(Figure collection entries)
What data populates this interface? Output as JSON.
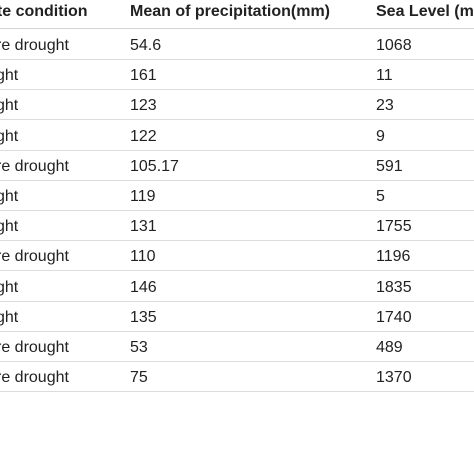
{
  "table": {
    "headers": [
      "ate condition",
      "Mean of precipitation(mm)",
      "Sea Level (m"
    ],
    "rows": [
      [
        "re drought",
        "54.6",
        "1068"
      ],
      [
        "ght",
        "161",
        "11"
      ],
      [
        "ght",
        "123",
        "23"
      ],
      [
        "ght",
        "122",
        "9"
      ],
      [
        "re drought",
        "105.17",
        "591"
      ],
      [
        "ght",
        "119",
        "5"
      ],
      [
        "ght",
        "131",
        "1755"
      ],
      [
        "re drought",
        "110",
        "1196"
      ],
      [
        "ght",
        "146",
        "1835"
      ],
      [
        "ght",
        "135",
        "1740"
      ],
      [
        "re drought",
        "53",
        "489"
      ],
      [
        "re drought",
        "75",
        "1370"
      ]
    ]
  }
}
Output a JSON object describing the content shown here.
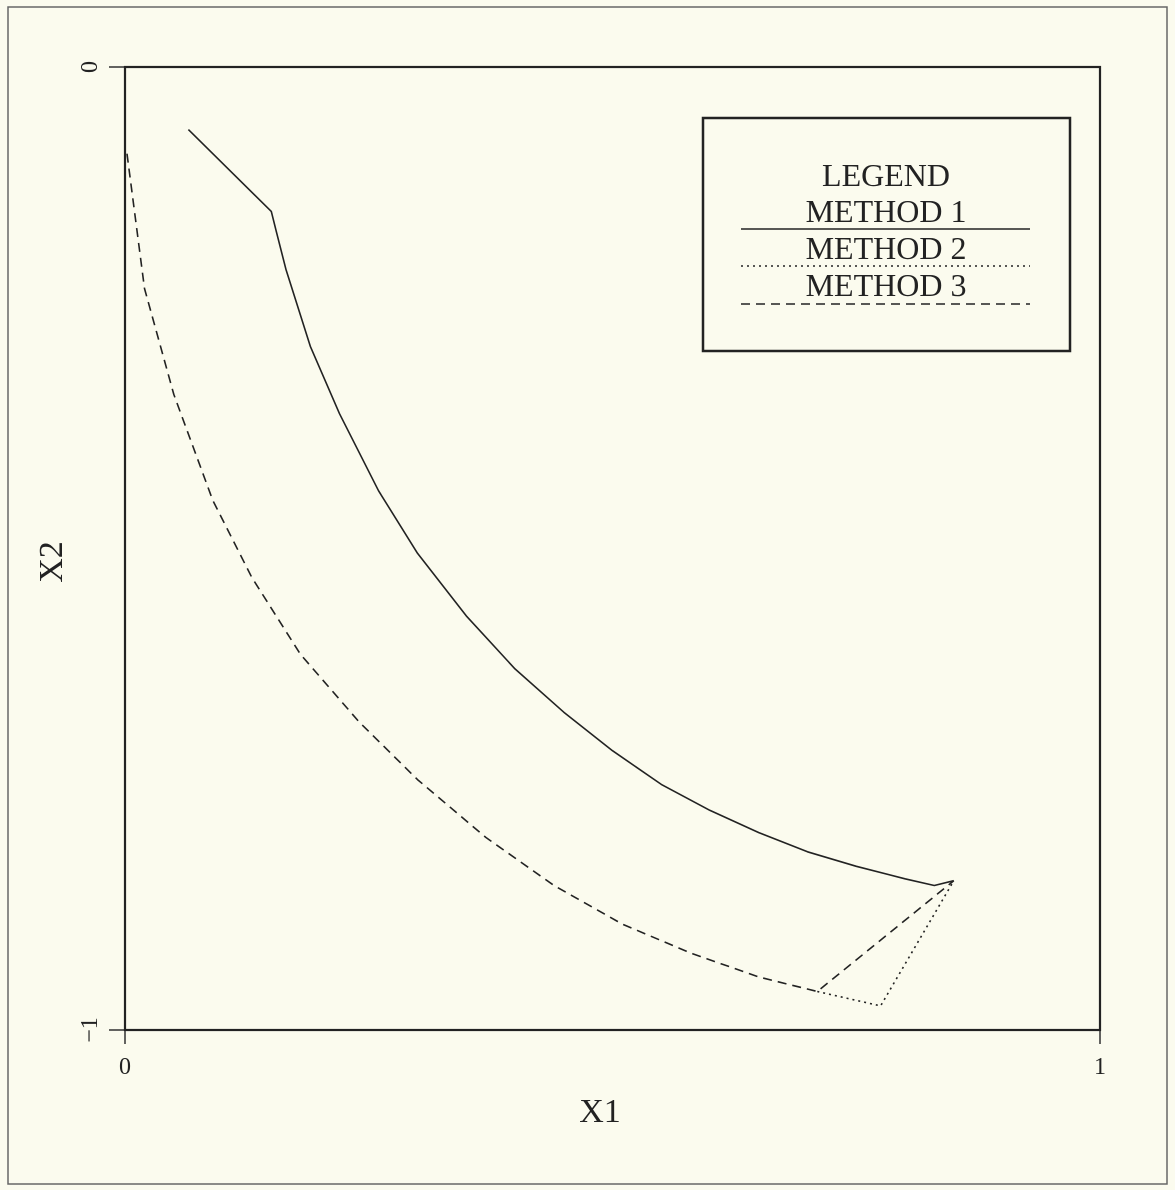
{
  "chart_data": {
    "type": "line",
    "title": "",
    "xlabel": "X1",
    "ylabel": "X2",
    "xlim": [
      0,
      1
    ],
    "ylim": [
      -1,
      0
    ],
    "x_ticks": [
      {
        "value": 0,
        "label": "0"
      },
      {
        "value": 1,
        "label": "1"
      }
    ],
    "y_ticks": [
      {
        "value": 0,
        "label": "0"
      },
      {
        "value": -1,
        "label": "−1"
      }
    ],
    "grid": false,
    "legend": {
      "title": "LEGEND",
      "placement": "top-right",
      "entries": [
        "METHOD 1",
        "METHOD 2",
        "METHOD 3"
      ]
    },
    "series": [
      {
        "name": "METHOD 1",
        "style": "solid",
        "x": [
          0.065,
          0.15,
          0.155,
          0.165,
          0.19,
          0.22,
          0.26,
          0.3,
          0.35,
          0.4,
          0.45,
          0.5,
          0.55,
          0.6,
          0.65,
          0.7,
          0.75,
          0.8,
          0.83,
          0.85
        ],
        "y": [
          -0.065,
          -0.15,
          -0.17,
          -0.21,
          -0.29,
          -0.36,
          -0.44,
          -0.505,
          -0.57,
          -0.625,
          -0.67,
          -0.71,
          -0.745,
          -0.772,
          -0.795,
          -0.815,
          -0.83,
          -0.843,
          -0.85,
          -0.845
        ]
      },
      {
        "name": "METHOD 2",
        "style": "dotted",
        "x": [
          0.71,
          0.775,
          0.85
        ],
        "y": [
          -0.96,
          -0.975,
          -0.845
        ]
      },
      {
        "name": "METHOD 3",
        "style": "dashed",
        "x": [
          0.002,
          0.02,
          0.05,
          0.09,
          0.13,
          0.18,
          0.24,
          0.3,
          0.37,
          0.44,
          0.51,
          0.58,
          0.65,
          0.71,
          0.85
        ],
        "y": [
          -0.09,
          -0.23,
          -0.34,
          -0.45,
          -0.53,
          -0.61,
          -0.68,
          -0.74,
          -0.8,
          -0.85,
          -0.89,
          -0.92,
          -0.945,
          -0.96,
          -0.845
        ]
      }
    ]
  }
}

Your objective => Keep the pictures out of the copy and write out the data exactly as it stands.

Answer to the exercise =>
What data populates this interface? Output as JSON.
{
  "table": {
    "headers": [
      "ate condition",
      "Mean of precipitation(mm)",
      "Sea Level (m"
    ],
    "rows": [
      [
        "re drought",
        "54.6",
        "1068"
      ],
      [
        "ght",
        "161",
        "11"
      ],
      [
        "ght",
        "123",
        "23"
      ],
      [
        "ght",
        "122",
        "9"
      ],
      [
        "re drought",
        "105.17",
        "591"
      ],
      [
        "ght",
        "119",
        "5"
      ],
      [
        "ght",
        "131",
        "1755"
      ],
      [
        "re drought",
        "110",
        "1196"
      ],
      [
        "ght",
        "146",
        "1835"
      ],
      [
        "ght",
        "135",
        "1740"
      ],
      [
        "re drought",
        "53",
        "489"
      ],
      [
        "re drought",
        "75",
        "1370"
      ]
    ]
  }
}
Output a JSON object describing the content shown here.
{
  "chart_data": {
    "type": "line",
    "title": "",
    "xlabel": "X1",
    "ylabel": "X2",
    "xlim": [
      0,
      1
    ],
    "ylim": [
      -1,
      0
    ],
    "x_ticks": [
      {
        "value": 0,
        "label": "0"
      },
      {
        "value": 1,
        "label": "1"
      }
    ],
    "y_ticks": [
      {
        "value": 0,
        "label": "0"
      },
      {
        "value": -1,
        "label": "−1"
      }
    ],
    "grid": false,
    "legend": {
      "title": "LEGEND",
      "placement": "top-right",
      "entries": [
        "METHOD 1",
        "METHOD 2",
        "METHOD 3"
      ]
    },
    "series": [
      {
        "name": "METHOD 1",
        "style": "solid",
        "x": [
          0.065,
          0.15,
          0.155,
          0.165,
          0.19,
          0.22,
          0.26,
          0.3,
          0.35,
          0.4,
          0.45,
          0.5,
          0.55,
          0.6,
          0.65,
          0.7,
          0.75,
          0.8,
          0.83,
          0.85
        ],
        "y": [
          -0.065,
          -0.15,
          -0.17,
          -0.21,
          -0.29,
          -0.36,
          -0.44,
          -0.505,
          -0.57,
          -0.625,
          -0.67,
          -0.71,
          -0.745,
          -0.772,
          -0.795,
          -0.815,
          -0.83,
          -0.843,
          -0.85,
          -0.845
        ]
      },
      {
        "name": "METHOD 2",
        "style": "dotted",
        "x": [
          0.71,
          0.775,
          0.85
        ],
        "y": [
          -0.96,
          -0.975,
          -0.845
        ]
      },
      {
        "name": "METHOD 3",
        "style": "dashed",
        "x": [
          0.002,
          0.02,
          0.05,
          0.09,
          0.13,
          0.18,
          0.24,
          0.3,
          0.37,
          0.44,
          0.51,
          0.58,
          0.65,
          0.71,
          0.85
        ],
        "y": [
          -0.09,
          -0.23,
          -0.34,
          -0.45,
          -0.53,
          -0.61,
          -0.68,
          -0.74,
          -0.8,
          -0.85,
          -0.89,
          -0.92,
          -0.945,
          -0.96,
          -0.845
        ]
      }
    ]
  }
}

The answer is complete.